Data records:
------------------------

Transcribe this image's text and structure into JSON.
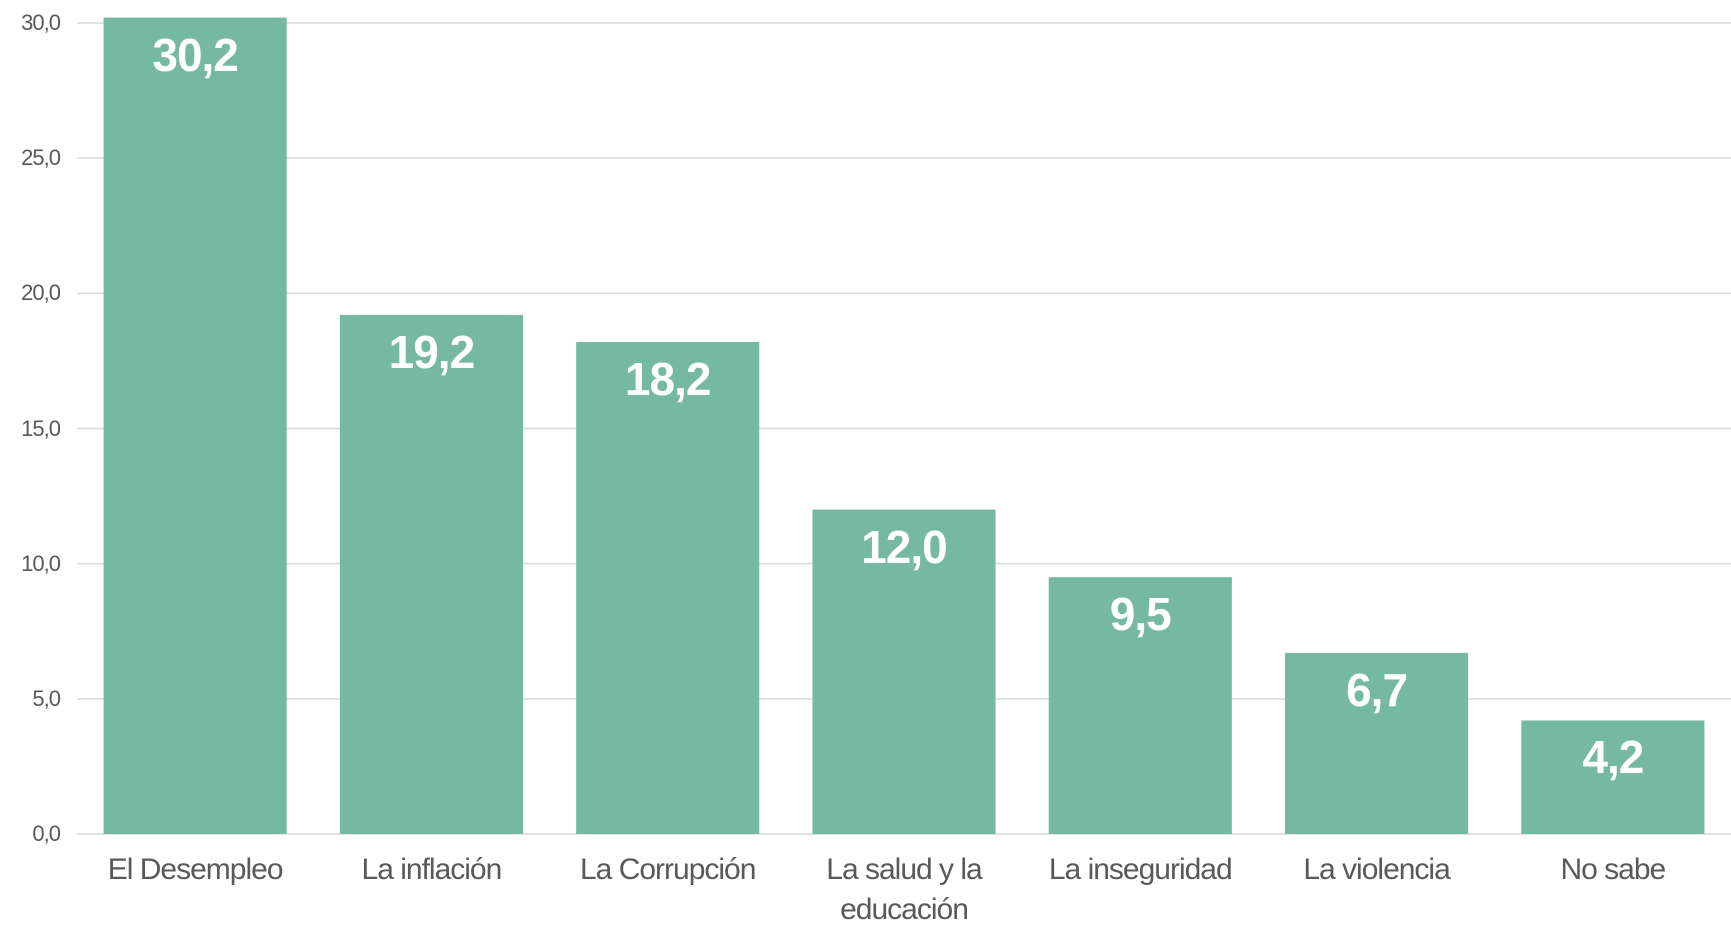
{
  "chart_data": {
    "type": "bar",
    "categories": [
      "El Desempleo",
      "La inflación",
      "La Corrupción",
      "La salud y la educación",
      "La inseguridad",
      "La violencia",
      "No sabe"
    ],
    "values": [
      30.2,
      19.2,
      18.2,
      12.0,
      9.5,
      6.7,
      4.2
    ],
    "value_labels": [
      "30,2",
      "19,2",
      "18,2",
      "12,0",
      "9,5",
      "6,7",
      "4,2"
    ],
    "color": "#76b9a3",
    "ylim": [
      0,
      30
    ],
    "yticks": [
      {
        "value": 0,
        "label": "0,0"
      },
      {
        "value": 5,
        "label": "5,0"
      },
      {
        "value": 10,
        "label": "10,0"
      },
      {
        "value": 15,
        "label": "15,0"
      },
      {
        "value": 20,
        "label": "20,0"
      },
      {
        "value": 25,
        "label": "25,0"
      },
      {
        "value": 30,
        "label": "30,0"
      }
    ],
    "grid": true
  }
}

------------------------

:: DIRECTIVE ::
Skip the pictures and print each record exactly as it stands.

:: RESPONSE ::
Transcribe this image's text and structure into JSON.
{
  "chart_data": {
    "type": "bar",
    "categories": [
      "El Desempleo",
      "La inflación",
      "La Corrupción",
      "La salud y la educación",
      "La inseguridad",
      "La violencia",
      "No sabe"
    ],
    "values": [
      30.2,
      19.2,
      18.2,
      12.0,
      9.5,
      6.7,
      4.2
    ],
    "value_labels": [
      "30,2",
      "19,2",
      "18,2",
      "12,0",
      "9,5",
      "6,7",
      "4,2"
    ],
    "color": "#76b9a3",
    "ylim": [
      0,
      30
    ],
    "yticks": [
      {
        "value": 0,
        "label": "0,0"
      },
      {
        "value": 5,
        "label": "5,0"
      },
      {
        "value": 10,
        "label": "10,0"
      },
      {
        "value": 15,
        "label": "15,0"
      },
      {
        "value": 20,
        "label": "20,0"
      },
      {
        "value": 25,
        "label": "25,0"
      },
      {
        "value": 30,
        "label": "30,0"
      }
    ],
    "grid": true
  }
}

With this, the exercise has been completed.